▶ **Instructions for the task**: Count only the lines of the records that hold "period", then give the number without any other words.

Saved data entries:
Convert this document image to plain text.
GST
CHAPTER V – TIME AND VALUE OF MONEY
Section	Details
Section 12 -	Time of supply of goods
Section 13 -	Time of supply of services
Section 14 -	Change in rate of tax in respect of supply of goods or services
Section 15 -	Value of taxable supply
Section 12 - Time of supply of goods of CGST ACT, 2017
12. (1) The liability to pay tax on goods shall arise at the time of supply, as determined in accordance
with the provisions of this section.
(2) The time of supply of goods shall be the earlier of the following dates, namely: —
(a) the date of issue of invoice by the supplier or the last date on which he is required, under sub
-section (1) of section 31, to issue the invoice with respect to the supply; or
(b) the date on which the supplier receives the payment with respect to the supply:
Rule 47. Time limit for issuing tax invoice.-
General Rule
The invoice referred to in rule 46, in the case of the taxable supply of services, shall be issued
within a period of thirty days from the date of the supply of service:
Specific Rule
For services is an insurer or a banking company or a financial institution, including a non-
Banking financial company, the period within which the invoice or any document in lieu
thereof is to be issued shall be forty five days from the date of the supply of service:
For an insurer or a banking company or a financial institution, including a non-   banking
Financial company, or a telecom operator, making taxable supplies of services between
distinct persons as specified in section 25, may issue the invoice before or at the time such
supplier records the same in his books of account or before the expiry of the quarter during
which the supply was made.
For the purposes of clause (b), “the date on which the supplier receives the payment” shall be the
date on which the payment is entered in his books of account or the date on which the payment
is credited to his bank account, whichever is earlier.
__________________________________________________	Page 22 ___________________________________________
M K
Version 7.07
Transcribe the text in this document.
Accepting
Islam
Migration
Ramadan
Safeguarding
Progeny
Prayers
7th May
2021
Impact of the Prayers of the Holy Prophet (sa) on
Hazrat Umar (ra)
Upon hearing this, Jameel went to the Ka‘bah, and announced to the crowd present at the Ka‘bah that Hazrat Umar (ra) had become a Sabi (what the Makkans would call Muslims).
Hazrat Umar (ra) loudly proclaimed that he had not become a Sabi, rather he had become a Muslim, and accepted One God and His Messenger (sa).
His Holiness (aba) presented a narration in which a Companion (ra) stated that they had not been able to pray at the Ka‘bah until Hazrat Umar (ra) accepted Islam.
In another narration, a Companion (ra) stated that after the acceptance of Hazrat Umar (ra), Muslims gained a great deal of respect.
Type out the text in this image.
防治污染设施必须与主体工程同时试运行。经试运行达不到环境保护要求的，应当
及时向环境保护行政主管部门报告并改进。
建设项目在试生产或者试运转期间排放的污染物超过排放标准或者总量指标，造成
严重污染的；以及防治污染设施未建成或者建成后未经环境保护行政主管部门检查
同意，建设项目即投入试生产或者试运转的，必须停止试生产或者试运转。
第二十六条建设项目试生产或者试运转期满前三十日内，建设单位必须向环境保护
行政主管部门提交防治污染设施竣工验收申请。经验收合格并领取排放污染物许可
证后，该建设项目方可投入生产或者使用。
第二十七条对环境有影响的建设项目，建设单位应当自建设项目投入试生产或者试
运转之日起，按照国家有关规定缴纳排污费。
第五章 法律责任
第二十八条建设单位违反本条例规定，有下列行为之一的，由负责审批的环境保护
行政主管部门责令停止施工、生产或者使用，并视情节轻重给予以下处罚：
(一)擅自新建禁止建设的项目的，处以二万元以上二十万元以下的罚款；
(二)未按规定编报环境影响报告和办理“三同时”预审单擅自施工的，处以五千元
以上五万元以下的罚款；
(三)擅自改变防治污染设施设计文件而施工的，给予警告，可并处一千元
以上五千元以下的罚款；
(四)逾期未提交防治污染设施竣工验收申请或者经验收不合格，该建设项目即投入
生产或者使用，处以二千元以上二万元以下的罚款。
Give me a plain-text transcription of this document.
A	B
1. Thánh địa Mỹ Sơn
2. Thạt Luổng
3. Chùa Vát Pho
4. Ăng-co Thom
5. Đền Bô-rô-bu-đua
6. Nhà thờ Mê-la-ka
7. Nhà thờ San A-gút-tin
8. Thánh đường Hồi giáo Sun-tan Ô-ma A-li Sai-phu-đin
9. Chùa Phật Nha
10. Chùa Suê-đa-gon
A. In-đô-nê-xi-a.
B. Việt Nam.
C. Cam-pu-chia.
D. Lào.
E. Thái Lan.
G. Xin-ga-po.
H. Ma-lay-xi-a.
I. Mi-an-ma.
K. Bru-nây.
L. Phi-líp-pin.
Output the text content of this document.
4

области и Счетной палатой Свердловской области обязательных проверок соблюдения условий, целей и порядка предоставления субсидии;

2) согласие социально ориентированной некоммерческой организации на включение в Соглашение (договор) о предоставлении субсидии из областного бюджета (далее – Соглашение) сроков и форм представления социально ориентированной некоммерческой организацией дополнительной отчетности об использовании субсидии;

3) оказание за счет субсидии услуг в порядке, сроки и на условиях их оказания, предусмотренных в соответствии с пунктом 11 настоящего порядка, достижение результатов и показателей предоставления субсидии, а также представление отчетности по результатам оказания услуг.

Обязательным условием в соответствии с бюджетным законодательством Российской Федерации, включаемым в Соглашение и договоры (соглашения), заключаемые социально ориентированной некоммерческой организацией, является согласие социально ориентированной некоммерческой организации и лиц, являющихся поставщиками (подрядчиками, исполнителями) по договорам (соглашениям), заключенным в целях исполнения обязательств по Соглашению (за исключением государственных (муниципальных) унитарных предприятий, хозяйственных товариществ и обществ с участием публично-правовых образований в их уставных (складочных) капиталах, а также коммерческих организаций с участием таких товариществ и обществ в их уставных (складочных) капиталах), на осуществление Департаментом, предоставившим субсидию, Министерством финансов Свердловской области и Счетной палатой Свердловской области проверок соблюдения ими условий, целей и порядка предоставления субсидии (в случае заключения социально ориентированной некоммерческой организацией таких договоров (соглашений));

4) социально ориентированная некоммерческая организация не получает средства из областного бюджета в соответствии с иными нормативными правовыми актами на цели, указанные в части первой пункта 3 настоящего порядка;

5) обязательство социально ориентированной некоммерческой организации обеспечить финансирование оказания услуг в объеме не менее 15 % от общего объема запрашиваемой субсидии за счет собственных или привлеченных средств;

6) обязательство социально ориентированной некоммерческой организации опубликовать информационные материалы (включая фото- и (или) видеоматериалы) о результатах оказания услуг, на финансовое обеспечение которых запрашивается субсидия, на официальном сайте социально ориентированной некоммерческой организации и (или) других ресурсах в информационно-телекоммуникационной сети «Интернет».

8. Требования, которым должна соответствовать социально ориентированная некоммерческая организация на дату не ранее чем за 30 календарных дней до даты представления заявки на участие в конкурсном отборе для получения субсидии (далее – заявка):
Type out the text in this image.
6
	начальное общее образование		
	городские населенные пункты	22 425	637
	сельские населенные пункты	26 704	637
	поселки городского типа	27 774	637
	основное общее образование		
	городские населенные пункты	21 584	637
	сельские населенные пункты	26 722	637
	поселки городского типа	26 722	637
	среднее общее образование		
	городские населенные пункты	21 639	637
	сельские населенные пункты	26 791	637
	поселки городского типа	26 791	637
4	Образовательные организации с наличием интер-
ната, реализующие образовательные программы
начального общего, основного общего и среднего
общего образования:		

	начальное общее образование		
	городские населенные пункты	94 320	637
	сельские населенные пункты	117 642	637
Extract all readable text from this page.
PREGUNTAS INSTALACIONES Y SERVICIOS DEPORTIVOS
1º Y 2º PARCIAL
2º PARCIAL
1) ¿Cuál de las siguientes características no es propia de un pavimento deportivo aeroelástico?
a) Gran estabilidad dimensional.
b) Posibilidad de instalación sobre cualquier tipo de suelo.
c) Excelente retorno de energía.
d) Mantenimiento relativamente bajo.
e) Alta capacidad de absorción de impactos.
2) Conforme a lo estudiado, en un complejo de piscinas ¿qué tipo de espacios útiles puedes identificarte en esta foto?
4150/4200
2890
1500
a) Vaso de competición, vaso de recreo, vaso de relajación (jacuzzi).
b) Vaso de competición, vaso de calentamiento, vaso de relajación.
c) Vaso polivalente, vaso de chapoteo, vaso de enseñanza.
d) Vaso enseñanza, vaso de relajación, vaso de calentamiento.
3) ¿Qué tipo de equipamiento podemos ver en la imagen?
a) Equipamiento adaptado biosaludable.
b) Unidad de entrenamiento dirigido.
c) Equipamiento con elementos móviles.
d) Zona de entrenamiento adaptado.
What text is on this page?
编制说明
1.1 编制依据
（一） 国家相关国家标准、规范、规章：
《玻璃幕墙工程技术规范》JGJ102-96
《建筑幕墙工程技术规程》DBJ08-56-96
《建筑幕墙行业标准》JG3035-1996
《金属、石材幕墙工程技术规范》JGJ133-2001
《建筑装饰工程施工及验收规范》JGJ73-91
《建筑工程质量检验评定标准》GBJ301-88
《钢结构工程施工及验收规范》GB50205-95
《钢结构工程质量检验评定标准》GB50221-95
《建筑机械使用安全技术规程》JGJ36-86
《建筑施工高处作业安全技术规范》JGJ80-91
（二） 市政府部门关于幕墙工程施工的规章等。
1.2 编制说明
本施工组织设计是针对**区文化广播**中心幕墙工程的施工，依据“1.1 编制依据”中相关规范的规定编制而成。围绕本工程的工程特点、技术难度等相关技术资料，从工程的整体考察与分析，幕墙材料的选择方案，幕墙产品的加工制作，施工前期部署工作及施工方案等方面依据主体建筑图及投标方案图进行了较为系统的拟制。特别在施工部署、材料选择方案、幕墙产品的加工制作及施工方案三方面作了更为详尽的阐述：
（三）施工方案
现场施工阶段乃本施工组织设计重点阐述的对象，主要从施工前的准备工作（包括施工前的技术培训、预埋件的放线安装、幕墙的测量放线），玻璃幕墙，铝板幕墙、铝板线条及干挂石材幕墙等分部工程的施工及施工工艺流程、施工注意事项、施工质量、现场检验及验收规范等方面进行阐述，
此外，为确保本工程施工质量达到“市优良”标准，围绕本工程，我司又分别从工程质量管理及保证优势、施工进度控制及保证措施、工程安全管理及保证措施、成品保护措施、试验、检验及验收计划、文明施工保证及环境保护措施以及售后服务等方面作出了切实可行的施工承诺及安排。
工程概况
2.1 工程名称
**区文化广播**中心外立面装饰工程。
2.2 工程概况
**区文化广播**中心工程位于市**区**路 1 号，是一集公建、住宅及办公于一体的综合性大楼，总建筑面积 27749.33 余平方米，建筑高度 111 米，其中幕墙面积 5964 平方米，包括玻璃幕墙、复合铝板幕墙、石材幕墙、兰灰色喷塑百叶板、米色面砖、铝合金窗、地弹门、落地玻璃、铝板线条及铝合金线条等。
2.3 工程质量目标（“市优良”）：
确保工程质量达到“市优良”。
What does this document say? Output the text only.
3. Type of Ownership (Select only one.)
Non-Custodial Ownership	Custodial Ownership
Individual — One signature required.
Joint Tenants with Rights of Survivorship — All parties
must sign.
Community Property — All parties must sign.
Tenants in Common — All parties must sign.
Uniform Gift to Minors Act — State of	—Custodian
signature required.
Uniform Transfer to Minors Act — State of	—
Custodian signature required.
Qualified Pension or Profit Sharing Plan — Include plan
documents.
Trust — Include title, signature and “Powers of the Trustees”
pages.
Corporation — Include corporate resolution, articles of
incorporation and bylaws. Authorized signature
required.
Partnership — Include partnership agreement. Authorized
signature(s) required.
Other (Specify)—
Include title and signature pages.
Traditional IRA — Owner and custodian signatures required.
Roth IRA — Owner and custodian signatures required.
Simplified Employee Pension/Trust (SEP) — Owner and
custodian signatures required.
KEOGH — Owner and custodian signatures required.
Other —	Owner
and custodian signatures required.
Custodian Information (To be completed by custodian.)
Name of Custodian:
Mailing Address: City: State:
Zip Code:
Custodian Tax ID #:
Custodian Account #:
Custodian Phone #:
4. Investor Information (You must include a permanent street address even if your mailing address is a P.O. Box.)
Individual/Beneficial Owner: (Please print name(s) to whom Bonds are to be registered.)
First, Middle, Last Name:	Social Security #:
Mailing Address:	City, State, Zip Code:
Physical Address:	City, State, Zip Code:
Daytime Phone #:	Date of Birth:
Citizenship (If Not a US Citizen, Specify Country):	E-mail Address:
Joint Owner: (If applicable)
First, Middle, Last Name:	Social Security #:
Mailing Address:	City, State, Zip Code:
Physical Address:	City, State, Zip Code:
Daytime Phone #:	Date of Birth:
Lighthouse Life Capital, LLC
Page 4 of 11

▶ **Written answer**: 2